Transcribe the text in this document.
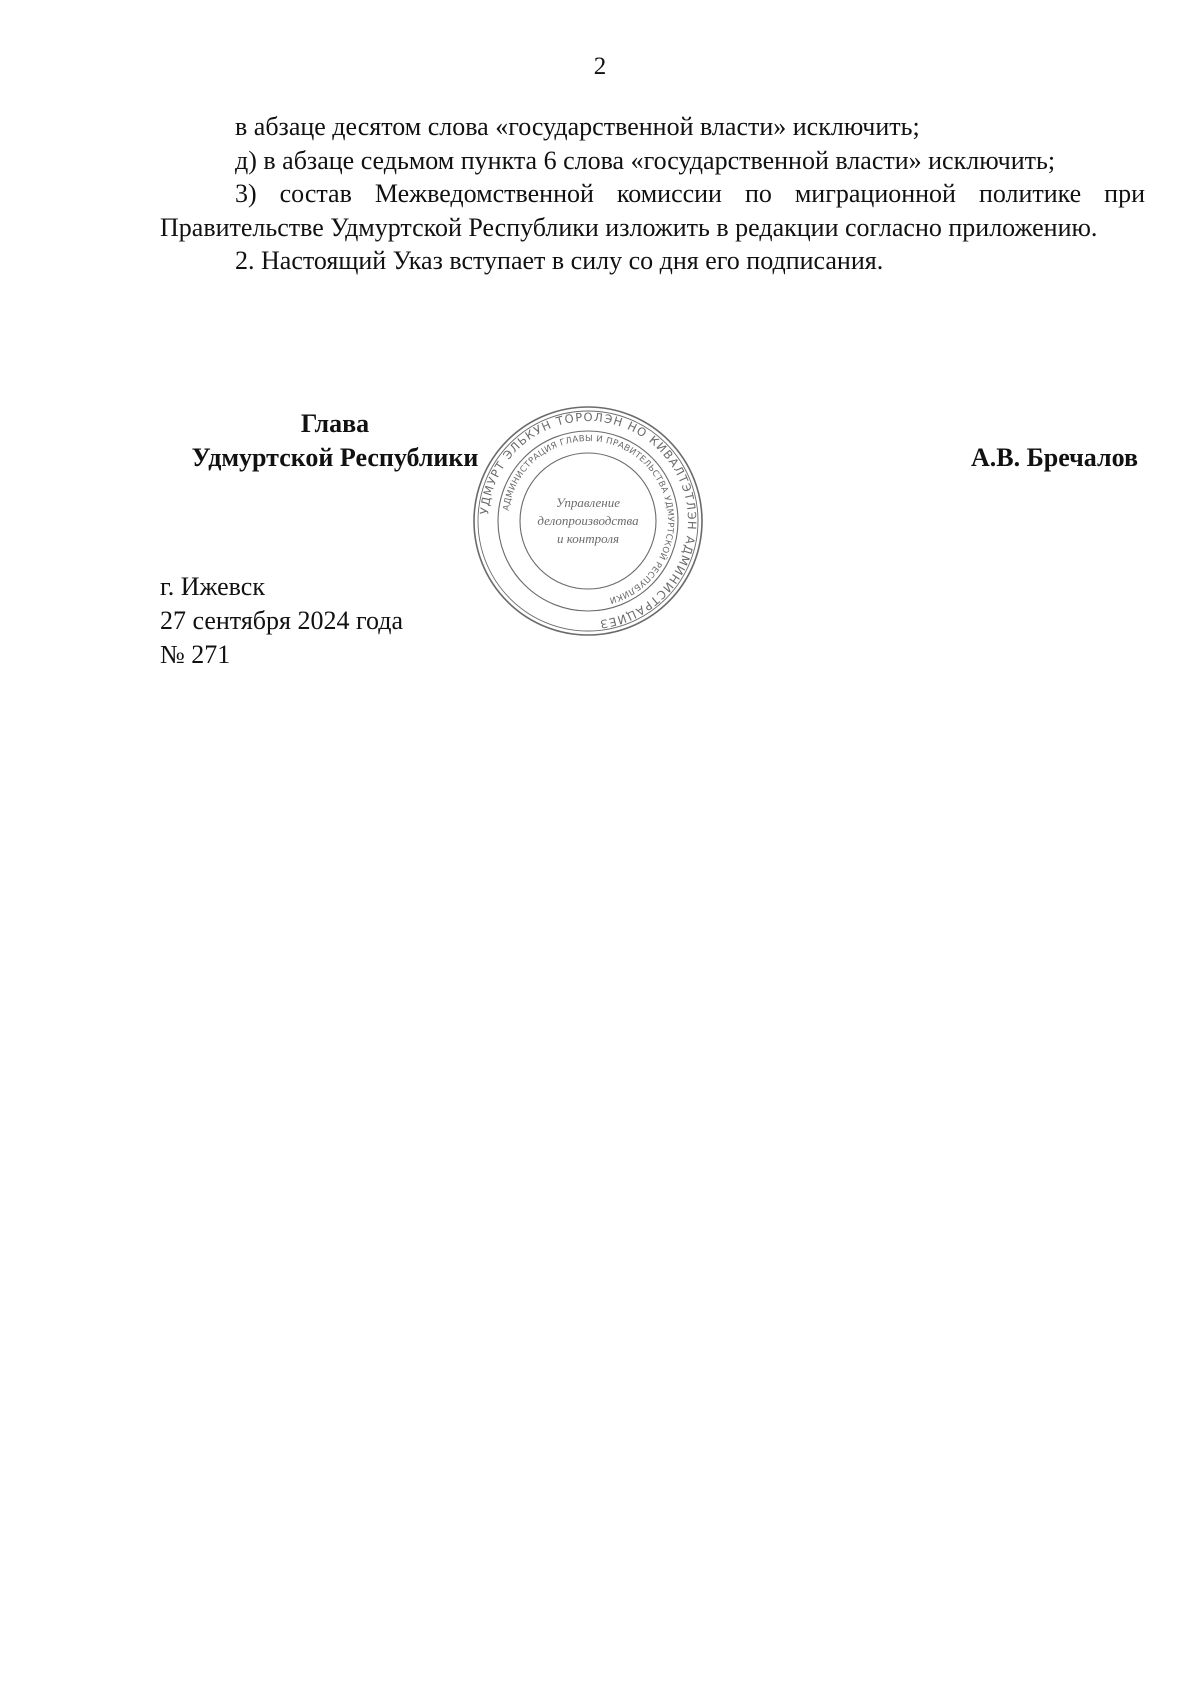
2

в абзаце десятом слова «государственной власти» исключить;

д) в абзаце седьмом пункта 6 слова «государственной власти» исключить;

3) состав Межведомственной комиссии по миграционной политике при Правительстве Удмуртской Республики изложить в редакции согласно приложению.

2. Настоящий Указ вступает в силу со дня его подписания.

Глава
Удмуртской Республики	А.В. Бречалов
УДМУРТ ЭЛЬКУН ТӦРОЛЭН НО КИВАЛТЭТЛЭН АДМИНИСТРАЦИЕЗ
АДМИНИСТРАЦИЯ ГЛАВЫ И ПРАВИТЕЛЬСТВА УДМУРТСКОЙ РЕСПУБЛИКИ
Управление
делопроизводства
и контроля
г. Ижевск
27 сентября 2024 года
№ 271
────────────────────────────────────────
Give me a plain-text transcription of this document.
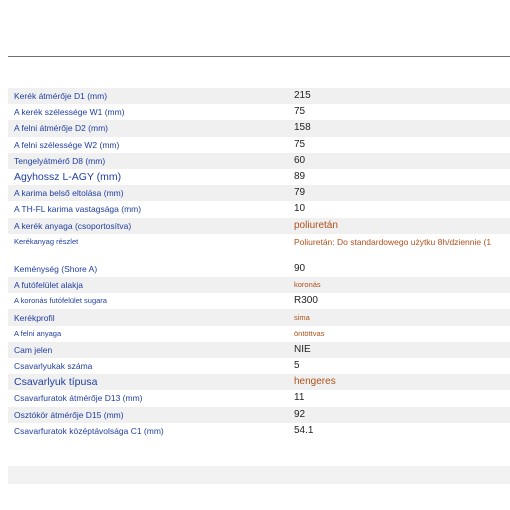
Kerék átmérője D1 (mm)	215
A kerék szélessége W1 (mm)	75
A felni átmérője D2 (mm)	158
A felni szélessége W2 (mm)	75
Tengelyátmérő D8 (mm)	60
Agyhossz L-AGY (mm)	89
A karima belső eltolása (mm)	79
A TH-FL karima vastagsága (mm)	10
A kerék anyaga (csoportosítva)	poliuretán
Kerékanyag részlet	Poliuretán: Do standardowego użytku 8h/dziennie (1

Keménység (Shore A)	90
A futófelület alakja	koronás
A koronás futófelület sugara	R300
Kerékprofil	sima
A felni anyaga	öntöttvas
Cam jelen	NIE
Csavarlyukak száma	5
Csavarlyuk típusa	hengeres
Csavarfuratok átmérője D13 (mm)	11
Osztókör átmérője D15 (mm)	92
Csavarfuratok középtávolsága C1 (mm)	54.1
────────────────────────────────────────
Report back each line of the entries that holds the string "text".

Transcribe the text in this document.
Give me a plain-text transcription of this document.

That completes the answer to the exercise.